## THE REQUEST:
Print, exactly as given, each line of the data from the line containing "What text is on this page?" up to and including its last line.

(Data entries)
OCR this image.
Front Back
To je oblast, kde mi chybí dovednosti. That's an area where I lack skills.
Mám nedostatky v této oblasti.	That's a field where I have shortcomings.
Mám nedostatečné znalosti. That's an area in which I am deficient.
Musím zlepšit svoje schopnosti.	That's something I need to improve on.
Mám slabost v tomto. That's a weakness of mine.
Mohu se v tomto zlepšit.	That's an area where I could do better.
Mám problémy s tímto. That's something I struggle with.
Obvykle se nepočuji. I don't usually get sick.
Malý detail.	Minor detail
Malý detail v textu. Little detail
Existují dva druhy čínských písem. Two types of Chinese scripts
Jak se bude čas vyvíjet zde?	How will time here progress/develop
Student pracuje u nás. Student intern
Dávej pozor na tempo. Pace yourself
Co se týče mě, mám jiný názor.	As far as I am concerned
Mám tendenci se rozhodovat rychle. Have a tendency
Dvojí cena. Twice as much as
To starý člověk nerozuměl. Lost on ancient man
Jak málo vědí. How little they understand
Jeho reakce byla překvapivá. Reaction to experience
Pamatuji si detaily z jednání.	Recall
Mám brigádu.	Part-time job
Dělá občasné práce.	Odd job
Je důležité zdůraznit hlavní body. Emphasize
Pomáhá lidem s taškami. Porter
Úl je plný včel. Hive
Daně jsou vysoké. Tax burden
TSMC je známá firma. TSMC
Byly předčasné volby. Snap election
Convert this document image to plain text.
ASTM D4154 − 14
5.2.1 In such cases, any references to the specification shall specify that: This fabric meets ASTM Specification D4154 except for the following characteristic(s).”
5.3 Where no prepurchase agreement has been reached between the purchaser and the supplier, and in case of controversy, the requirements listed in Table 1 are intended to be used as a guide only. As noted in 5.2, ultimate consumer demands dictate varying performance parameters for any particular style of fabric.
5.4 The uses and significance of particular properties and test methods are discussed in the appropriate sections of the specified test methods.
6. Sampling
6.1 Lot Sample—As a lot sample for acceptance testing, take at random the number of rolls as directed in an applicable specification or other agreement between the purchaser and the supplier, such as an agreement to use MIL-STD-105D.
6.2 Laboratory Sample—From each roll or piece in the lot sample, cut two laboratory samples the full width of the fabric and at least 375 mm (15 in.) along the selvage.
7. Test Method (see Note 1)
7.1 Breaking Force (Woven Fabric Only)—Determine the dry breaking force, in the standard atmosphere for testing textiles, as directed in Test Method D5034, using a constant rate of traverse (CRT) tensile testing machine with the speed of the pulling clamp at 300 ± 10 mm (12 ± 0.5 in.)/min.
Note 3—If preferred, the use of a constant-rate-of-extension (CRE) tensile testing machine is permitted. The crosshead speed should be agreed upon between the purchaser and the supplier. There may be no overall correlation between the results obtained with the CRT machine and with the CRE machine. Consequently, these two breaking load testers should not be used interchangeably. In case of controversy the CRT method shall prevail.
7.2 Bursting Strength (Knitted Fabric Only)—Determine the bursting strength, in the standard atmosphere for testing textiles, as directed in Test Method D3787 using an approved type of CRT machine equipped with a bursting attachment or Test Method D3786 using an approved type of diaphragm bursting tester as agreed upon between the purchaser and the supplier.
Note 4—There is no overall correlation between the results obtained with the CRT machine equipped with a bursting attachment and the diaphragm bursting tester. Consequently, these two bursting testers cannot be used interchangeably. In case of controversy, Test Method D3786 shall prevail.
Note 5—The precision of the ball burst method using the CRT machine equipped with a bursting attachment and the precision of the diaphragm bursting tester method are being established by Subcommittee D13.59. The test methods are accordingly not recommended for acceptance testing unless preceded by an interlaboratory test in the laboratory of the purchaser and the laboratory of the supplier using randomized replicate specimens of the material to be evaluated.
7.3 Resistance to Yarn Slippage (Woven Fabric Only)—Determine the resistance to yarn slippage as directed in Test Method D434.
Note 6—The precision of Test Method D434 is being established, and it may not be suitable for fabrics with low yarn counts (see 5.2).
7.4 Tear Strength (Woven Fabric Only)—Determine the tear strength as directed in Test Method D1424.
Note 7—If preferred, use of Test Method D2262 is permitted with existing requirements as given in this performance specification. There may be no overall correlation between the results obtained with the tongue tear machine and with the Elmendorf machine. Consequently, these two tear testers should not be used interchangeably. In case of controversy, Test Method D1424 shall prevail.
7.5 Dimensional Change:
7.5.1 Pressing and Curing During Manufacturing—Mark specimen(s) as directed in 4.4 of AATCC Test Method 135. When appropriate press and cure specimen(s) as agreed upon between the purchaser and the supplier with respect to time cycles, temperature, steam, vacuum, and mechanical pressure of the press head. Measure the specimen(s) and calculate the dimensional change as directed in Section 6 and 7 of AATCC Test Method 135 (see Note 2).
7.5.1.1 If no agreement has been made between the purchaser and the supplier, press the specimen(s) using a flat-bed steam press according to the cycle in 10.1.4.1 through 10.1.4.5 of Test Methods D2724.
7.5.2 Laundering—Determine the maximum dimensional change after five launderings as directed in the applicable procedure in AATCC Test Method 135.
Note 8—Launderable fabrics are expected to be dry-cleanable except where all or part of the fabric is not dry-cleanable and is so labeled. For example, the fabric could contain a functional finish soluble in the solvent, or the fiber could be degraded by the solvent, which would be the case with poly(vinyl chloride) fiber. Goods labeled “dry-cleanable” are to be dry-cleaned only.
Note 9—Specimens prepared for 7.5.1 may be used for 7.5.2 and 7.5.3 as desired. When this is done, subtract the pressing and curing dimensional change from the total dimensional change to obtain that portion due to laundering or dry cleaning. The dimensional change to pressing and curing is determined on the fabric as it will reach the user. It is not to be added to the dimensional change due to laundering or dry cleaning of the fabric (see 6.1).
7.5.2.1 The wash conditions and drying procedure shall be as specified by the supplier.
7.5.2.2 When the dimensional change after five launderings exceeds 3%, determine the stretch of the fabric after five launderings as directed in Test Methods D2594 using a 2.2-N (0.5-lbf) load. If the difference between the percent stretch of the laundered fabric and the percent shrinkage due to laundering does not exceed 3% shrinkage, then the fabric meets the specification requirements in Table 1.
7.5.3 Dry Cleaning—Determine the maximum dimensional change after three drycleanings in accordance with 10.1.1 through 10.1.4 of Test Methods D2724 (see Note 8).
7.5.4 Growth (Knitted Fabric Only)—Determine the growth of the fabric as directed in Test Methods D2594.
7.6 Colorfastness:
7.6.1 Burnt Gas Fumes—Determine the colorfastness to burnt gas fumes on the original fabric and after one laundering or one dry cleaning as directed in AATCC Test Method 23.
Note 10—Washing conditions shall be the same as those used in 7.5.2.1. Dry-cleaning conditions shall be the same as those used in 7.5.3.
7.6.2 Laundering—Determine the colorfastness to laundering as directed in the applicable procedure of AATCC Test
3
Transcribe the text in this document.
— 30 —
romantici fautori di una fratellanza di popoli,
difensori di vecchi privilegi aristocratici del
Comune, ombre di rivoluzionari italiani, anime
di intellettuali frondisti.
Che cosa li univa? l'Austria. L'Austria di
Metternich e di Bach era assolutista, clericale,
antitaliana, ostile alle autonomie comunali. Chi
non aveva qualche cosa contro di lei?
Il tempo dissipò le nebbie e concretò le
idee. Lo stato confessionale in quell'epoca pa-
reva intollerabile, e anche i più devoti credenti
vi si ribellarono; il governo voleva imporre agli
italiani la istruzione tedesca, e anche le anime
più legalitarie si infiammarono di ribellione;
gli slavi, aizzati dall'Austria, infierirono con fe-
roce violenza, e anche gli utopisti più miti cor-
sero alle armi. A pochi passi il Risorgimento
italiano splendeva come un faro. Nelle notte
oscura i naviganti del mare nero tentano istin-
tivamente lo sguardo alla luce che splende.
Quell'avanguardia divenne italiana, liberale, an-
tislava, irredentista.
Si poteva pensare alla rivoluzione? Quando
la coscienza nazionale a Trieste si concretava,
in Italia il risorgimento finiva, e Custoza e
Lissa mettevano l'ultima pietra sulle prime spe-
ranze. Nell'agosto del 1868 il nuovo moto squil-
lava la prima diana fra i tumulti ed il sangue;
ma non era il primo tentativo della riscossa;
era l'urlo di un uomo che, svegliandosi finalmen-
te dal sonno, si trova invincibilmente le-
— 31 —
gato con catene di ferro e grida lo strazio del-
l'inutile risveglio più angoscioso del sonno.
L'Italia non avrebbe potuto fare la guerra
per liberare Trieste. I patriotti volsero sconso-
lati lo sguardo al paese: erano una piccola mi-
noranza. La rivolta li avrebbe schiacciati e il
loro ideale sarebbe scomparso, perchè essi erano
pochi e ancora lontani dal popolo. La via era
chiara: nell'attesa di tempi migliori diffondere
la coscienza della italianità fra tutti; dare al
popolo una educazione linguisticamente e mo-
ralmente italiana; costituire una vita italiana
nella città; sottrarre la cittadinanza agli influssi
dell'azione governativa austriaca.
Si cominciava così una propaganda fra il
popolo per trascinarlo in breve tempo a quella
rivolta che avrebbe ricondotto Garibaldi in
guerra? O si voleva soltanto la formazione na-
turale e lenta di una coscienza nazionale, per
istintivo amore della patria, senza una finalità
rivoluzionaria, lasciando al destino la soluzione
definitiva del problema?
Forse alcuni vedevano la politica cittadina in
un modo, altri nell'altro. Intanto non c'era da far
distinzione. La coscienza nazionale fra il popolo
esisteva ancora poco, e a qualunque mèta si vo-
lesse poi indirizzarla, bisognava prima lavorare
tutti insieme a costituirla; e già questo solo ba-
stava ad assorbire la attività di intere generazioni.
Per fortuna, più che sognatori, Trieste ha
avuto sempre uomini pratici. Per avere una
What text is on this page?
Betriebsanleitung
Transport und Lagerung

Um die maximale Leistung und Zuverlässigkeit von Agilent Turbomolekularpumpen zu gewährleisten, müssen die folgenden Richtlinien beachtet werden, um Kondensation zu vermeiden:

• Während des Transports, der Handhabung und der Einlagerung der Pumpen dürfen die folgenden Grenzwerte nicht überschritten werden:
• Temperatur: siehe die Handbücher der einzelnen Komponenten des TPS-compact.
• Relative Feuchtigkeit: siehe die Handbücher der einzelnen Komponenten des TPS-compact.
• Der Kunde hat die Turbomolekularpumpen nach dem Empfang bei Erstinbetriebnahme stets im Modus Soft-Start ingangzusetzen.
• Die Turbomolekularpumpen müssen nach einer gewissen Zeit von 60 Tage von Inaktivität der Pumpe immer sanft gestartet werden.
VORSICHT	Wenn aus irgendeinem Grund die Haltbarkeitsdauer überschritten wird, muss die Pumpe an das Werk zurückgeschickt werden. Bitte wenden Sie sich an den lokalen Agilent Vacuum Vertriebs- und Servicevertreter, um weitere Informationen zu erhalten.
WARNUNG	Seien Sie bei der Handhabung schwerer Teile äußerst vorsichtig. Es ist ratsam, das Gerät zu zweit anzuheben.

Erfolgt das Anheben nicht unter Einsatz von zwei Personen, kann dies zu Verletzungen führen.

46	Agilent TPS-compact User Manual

## WRITTEN SOLUTION:
What text is on this page?
Betriebsanleitung
Transport und Lagerung

Um die maximale Leistung und Zuverlässigkeit von Agilent Turbomolekularpumpen zu gewährleisten, müssen die folgenden Richtlinien beachtet werden, um Kondensation zu vermeiden:

• Während des Transports, der Handhabung und der Einlagerung der Pumpen dürfen die folgenden Grenzwerte nicht überschritten werden:
• Temperatur: siehe die Handbücher der einzelnen Komponenten des TPS-compact.
• Relative Feuchtigkeit: siehe die Handbücher der einzelnen Komponenten des TPS-compact.
• Der Kunde hat die Turbomolekularpumpen nach dem Empfang bei Erstinbetriebnahme stets im Modus Soft-Start ingangzusetzen.
• Die Turbomolekularpumpen müssen nach einer gewissen Zeit von 60 Tage von Inaktivität der Pumpe immer sanft gestartet werden.
VORSICHT	Wenn aus irgendeinem Grund die Haltbarkeitsdauer überschritten wird, muss die Pumpe an das Werk zurückgeschickt werden. Bitte wenden Sie sich an den lokalen Agilent Vacuum Vertriebs- und Servicevertreter, um weitere Informationen zu erhalten.
WARNUNG	Seien Sie bei der Handhabung schwerer Teile äußerst vorsichtig. Es ist ratsam, das Gerät zu zweit anzuheben.

Erfolgt das Anheben nicht unter Einsatz von zwei Personen, kann dies zu Verletzungen führen.

46	Agilent TPS-compact User Manual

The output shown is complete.